| Speaking of child prodigies--I've noticed something extremely odd about childhood ability in my own experiences. I got a 5 on the Calculus AB AP exam when I was ~10 years old and around the same time got a ~1490 (I don't remember exactly) on the SAT. 6 years later, I did no better on the SAT than I did when I was a preteen and I didn't feel as if I was any better at math than I had been 6 years earlier. Despite the fact that I had done so well at math as a child, I was never competitive in the higher-level math competitions like the AMC and AIME, where I consistently scored mediocre (~110 on the AMC, ~0-1 on the AIME). I went to school with plenty of classmates who scored near-perfect on both competitions and yet had not been nearly as much of a supposed "prodigy" as I was. Today, I doubt I am even above average at my college; I am relieved to have simply passed the math courses required for my major with barely-tolerable grades. And yet whenever I read stories of "real" prodigies, I never see anything like this--they always seem to continue their trend and prove to be brilliant mathematicians. Or is this selection bias? I still don't fully understand what happened. Does mathematical ability plateau at an early age? Is there something special about courses beyond basic calculus that are inherently more difficult? Did my skill simply stop developing because I lost interest? |
I absolutely suck at math, and I blame the computer. Here's why :) :
When I was a kid I was good at 'arithmetic' in school (grade school, I really wouldn't call it math). Anything up to say raising stuff to arbitrary powers and doing lots of multiplications, long division up to fairly high numbers without pencil and paper.

*Given entries*
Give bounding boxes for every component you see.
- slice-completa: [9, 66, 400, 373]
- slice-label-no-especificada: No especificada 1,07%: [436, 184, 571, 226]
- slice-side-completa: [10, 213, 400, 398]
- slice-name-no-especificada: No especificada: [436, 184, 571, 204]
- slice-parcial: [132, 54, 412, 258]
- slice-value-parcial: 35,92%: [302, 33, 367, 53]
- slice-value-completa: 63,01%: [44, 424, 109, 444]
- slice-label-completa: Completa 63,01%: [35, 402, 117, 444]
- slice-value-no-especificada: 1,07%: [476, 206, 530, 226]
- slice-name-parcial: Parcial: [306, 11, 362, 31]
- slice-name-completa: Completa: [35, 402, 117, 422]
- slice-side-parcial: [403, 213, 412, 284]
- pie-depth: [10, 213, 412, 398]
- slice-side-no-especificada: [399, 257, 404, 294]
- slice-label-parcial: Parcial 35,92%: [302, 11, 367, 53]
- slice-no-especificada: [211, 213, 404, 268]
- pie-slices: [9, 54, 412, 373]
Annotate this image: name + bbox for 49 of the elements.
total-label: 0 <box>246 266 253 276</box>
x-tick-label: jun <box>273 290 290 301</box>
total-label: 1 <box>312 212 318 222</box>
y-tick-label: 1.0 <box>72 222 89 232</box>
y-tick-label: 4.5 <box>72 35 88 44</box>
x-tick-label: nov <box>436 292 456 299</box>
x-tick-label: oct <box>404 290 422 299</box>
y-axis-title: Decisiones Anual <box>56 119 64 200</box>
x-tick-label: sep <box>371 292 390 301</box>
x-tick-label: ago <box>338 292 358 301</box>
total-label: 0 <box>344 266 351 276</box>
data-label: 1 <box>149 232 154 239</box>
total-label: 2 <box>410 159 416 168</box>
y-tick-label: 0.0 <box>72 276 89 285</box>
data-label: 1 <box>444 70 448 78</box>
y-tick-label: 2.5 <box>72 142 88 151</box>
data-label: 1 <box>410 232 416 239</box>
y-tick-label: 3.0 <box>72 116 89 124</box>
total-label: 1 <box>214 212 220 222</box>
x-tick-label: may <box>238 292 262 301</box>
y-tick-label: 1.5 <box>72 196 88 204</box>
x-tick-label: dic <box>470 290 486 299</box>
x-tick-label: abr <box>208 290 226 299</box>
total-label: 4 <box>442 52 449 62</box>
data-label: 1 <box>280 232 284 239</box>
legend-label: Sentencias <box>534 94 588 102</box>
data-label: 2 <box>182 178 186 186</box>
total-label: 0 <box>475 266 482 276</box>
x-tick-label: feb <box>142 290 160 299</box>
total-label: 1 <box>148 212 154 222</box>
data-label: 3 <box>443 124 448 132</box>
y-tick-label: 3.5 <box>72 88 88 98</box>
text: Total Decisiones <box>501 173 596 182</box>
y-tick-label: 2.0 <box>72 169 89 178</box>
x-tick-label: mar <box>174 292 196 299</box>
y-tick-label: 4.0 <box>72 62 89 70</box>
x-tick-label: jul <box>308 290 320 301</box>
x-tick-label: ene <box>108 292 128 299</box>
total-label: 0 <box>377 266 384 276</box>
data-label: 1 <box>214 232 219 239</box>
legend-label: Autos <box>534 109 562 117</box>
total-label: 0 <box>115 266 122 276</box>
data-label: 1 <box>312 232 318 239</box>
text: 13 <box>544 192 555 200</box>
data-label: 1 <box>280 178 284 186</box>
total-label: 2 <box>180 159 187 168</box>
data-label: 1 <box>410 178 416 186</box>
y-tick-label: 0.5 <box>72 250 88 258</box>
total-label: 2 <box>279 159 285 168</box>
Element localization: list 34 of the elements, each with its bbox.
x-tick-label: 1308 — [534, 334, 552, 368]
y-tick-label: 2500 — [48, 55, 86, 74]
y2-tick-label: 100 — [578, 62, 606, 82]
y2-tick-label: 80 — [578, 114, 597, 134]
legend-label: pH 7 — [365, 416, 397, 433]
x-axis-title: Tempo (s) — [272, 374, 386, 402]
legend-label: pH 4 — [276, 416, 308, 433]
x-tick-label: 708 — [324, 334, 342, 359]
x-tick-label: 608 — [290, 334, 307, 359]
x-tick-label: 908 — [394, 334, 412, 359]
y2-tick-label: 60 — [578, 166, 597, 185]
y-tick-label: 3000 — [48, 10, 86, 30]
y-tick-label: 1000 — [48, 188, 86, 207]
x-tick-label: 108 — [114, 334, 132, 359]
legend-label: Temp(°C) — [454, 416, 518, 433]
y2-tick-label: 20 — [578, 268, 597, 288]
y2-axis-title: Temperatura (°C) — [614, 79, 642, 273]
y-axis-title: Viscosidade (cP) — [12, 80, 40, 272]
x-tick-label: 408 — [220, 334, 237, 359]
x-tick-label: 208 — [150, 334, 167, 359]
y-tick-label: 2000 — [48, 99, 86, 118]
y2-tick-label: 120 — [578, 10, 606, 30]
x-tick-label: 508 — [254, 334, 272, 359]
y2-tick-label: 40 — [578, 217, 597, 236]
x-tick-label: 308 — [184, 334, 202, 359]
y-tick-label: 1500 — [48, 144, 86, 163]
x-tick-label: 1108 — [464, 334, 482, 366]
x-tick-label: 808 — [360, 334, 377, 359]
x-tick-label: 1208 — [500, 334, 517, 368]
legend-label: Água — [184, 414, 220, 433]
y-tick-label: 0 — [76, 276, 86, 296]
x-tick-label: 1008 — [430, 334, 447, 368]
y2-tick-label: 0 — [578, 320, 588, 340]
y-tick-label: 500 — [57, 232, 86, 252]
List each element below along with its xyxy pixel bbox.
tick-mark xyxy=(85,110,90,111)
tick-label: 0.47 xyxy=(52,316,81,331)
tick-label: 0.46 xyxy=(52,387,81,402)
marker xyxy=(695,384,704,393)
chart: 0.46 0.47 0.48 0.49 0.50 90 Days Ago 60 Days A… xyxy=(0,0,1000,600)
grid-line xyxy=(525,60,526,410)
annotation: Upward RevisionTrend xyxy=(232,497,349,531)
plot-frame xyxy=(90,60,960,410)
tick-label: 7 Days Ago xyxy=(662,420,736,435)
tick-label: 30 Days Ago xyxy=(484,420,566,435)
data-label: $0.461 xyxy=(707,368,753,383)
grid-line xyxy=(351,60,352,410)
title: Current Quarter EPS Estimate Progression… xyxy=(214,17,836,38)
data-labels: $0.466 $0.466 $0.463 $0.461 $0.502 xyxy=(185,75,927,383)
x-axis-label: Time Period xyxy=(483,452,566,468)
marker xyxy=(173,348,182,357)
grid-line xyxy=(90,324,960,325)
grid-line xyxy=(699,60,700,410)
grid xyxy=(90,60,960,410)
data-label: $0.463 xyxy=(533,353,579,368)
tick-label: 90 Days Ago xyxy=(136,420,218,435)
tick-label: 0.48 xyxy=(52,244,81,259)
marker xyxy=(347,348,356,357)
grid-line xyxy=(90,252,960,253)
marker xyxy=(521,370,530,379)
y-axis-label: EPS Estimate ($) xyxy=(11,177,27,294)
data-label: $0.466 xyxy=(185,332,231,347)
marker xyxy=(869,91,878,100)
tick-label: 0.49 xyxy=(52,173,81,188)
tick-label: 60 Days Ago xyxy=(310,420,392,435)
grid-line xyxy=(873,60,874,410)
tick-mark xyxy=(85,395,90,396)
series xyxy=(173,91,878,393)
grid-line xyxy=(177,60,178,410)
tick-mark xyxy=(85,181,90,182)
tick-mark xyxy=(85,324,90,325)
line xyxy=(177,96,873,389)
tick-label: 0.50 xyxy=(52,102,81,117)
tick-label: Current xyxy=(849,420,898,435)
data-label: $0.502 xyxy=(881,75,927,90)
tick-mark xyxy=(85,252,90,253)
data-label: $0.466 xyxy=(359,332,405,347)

*Problems*
1. Please condense the paragraph of the discussion of math ability that begins "Speaking of child prodigies" into a short list of its main facts.
2. Extend the discussion of math ability onward from its final sentence.

*Results for the exercise*
1.
- At about 10, I got a 5 on the Calculus AB AP exam and around 1490 on the SAT.
- Six years later, I did no better on the SAT and felt no better at math.
- On the AMC and AIME I scored mediocre (~110 and ~0-1). Classmates who had been less of a "prodigy" scored near-perfect on both.
- In college I barely passed the required math courses, and I doubt I am even above average.
- Stories of "real" prodigies always show them becoming brilliant mathematicians. I wonder if that is selection bias.
- Open questions: Does math ability plateau early? Are courses beyond basic calculus inherently harder? Did my skill stop developing because I lost interest?

2.
Then high school came along. In the first year I was probably the best of all the kids at math, it didn't cost me any effort either, trigonometry and so on was a breeze. I liked doing it, the teacher was great. Then in the second year of high school we got a fairly lousy teacher (sorry, it's the truth, especially when compared to the guy from the first year), and I got access to a computer.
That changed everything. Computers were so much more fun than math yet somehow related that my interest in mathematics dropped like a stone and my interest in computers went through the roof. After that mathematics never managed to wrest my attention away from coding long enough to make it count.
Even today I have an almost untouched calculus course sitting on my bookshelves that I've been planning to work my way through 'one of these days' for the last decade or so.
Programming is just too much fun.
I know I'd be a better programmer though, with more math under my belt, so maybe, one of these days...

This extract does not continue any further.